• What is required:
Reproduce all of the data exactly, with no line skipped.

• Extracted information:
━━━━━━━━━━━━━━━━━━━━

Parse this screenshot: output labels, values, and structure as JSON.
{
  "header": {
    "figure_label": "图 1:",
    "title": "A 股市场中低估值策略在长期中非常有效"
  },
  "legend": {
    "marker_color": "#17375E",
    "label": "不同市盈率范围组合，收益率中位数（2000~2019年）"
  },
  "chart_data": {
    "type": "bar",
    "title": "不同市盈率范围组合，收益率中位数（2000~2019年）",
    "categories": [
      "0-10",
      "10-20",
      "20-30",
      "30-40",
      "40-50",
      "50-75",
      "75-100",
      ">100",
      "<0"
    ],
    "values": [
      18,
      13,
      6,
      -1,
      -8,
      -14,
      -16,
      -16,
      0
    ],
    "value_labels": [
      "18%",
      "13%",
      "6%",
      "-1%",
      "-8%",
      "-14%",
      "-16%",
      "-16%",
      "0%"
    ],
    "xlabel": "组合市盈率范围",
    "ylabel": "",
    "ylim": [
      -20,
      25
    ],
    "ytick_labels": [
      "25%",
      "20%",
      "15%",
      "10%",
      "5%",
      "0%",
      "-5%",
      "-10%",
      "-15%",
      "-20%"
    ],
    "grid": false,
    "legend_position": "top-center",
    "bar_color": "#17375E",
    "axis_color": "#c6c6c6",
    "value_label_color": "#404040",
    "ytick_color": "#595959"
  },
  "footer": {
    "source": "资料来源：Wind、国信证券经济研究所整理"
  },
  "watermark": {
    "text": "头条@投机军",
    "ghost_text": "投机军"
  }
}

━━━━━━━━━━━━━━━━━━━━

• The answer:
Parse this screenshot: output labels, values, and structure as JSON.
{
  "header": {
    "figure_label": "图 1:",
    "title": "A 股市场中低估值策略在长期中非常有效"
  },
  "legend": {
    "marker_color": "#17375E",
    "label": "不同市盈率范围组合，收益率中位数（2000~2019年）"
  },
  "chart_data": {
    "type": "bar",
    "title": "不同市盈率范围组合，收益率中位数（2000~2019年）",
    "categories": [
      "0-10",
      "10-20",
      "20-30",
      "30-40",
      "40-50",
      "50-75",
      "75-100",
      ">100",
      "<0"
    ],
    "values": [
      18,
      13,
      6,
      -1,
      -8,
      -14,
      -16,
      -16,
      0
    ],
    "value_labels": [
      "18%",
      "13%",
      "6%",
      "-1%",
      "-8%",
      "-14%",
      "-16%",
      "-16%",
      "0%"
    ],
    "xlabel": "组合市盈率范围",
    "ylabel": "",
    "ylim": [
      -20,
      25
    ],
    "ytick_labels": [
      "25%",
      "20%",
      "15%",
      "10%",
      "5%",
      "0%",
      "-5%",
      "-10%",
      "-15%",
      "-20%"
    ],
    "grid": false,
    "legend_position": "top-center",
    "bar_color": "#17375E",
    "axis_color": "#c6c6c6",
    "value_label_color": "#404040",
    "ytick_color": "#595959"
  },
  "footer": {
    "source": "资料来源：Wind、国信证券经济研究所整理"
  },
  "watermark": {
    "text": "头条@投机军",
    "ghost_text": "投机军"
  }
}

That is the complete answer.